Stored records:
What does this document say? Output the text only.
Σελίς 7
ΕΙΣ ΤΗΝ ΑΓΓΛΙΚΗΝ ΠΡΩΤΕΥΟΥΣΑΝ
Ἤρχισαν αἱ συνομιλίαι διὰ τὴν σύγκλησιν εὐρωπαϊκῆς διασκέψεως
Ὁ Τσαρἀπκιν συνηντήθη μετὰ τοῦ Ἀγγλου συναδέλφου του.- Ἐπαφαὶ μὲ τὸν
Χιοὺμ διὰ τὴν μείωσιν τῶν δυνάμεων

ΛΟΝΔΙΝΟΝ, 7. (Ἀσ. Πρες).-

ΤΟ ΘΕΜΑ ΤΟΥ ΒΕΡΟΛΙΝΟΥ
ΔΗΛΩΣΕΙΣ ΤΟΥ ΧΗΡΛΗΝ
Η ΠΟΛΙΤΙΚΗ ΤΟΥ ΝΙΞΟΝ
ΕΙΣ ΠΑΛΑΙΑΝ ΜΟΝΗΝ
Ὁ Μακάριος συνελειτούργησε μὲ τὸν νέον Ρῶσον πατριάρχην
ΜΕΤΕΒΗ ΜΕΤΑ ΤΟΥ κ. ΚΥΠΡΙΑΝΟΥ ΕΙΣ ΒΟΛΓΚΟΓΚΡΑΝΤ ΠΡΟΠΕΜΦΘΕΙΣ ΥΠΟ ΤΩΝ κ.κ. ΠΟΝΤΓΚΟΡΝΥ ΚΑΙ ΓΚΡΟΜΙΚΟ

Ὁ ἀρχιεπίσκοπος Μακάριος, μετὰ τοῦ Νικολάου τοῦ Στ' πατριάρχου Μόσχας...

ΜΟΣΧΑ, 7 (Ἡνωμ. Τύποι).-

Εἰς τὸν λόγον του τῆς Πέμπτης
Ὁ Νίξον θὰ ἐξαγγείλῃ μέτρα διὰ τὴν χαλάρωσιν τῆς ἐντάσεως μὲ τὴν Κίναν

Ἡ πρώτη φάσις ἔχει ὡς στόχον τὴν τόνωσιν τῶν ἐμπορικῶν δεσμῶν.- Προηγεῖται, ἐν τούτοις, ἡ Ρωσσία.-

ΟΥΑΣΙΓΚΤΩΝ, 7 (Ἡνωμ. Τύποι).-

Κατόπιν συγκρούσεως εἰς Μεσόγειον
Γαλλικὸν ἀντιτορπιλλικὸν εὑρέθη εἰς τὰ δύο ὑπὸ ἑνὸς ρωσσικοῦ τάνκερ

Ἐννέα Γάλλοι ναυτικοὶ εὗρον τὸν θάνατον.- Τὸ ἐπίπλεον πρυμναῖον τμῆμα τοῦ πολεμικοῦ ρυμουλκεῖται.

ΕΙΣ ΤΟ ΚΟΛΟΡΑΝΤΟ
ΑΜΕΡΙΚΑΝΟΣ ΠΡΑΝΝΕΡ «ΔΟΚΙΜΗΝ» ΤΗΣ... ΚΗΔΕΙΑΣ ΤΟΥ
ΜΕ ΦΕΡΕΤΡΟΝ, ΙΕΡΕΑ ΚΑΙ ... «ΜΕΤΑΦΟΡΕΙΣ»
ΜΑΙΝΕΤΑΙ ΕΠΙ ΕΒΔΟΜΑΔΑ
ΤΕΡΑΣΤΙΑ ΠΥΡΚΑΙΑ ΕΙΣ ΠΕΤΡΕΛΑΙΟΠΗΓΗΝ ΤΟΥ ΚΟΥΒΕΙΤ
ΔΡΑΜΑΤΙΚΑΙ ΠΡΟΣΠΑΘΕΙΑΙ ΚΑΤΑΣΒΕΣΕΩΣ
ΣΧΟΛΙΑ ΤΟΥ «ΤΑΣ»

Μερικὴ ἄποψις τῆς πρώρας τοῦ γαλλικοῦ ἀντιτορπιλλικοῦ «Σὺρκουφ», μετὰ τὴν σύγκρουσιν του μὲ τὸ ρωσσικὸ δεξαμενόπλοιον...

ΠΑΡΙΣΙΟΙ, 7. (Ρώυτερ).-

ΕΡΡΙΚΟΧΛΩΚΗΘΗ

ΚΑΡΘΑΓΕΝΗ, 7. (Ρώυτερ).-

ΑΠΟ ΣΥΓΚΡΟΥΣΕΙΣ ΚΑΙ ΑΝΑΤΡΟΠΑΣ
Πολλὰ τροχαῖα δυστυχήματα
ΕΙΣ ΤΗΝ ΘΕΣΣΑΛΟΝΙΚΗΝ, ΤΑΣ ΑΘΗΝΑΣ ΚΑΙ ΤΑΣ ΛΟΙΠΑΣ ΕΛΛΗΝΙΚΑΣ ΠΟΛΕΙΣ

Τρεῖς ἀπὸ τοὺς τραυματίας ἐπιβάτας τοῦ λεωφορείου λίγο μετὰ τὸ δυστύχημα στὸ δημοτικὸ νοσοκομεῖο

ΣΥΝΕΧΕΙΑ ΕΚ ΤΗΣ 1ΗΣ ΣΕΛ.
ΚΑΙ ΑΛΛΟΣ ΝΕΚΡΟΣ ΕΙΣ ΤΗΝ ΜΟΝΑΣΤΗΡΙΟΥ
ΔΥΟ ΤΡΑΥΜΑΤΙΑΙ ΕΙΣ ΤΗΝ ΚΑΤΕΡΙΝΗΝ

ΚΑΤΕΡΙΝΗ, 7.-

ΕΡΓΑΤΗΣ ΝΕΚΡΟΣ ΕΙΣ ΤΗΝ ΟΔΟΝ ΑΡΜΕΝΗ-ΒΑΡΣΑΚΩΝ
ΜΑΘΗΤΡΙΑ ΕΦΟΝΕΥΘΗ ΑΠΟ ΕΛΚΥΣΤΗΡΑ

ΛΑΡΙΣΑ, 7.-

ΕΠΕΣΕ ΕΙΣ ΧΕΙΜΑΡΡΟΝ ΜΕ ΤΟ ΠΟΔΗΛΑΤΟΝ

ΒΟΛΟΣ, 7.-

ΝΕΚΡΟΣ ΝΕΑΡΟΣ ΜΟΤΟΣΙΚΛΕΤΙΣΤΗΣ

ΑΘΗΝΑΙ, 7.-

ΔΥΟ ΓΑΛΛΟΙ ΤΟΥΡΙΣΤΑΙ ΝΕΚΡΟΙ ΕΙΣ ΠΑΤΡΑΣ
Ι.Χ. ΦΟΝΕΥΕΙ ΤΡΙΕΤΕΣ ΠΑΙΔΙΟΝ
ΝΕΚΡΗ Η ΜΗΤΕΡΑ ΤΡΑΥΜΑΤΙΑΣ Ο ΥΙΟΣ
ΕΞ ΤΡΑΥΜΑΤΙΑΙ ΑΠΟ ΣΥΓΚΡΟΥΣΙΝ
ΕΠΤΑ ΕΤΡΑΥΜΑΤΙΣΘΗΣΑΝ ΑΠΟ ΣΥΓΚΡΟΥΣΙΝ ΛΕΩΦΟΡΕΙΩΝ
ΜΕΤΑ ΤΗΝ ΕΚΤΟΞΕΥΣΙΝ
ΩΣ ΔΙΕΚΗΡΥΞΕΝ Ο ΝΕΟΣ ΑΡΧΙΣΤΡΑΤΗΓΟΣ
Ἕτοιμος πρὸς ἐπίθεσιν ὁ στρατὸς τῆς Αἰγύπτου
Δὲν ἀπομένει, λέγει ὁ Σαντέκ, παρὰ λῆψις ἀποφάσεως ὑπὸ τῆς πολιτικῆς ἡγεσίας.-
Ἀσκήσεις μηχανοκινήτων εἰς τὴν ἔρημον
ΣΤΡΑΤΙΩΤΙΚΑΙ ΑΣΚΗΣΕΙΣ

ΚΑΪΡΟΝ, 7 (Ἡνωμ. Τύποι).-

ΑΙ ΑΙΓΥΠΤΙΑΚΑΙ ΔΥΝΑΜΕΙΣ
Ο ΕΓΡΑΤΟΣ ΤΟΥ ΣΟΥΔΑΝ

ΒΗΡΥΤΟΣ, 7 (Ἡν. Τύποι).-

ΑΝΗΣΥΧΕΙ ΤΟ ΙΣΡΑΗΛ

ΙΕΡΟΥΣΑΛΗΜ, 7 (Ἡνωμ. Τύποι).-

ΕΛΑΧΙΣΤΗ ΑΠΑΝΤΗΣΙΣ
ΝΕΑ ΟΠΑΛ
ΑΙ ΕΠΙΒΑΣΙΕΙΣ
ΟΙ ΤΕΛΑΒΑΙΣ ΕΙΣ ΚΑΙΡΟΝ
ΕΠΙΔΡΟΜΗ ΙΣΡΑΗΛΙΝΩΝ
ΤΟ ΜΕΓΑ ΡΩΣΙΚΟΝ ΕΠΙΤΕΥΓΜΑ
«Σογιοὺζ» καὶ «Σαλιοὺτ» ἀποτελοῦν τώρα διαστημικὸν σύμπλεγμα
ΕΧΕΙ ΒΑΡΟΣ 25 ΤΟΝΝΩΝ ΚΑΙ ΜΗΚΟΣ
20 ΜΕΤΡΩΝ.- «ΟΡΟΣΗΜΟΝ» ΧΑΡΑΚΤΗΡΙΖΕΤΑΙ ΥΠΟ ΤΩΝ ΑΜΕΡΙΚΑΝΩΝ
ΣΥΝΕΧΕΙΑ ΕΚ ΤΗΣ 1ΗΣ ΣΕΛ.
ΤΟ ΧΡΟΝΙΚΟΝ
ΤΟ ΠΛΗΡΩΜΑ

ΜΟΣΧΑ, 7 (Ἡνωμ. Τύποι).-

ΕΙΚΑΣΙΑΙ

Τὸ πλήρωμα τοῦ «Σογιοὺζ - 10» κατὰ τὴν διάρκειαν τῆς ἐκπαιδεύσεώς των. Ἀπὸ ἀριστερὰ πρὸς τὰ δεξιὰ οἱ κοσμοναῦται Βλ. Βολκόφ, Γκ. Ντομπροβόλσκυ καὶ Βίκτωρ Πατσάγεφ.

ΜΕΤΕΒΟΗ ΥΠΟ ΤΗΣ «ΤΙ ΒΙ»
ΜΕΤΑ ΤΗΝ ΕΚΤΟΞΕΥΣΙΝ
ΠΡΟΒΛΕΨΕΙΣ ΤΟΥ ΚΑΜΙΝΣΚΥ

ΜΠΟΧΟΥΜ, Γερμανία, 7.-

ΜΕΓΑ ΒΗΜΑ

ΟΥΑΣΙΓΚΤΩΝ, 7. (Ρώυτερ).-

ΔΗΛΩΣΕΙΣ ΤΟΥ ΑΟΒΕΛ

- _EXERCISE DESCRIPTION_
From the data above, work out how many lines contain the string "Μακάριος" and reply with only the number.

- _WRITTEN REPLY_
2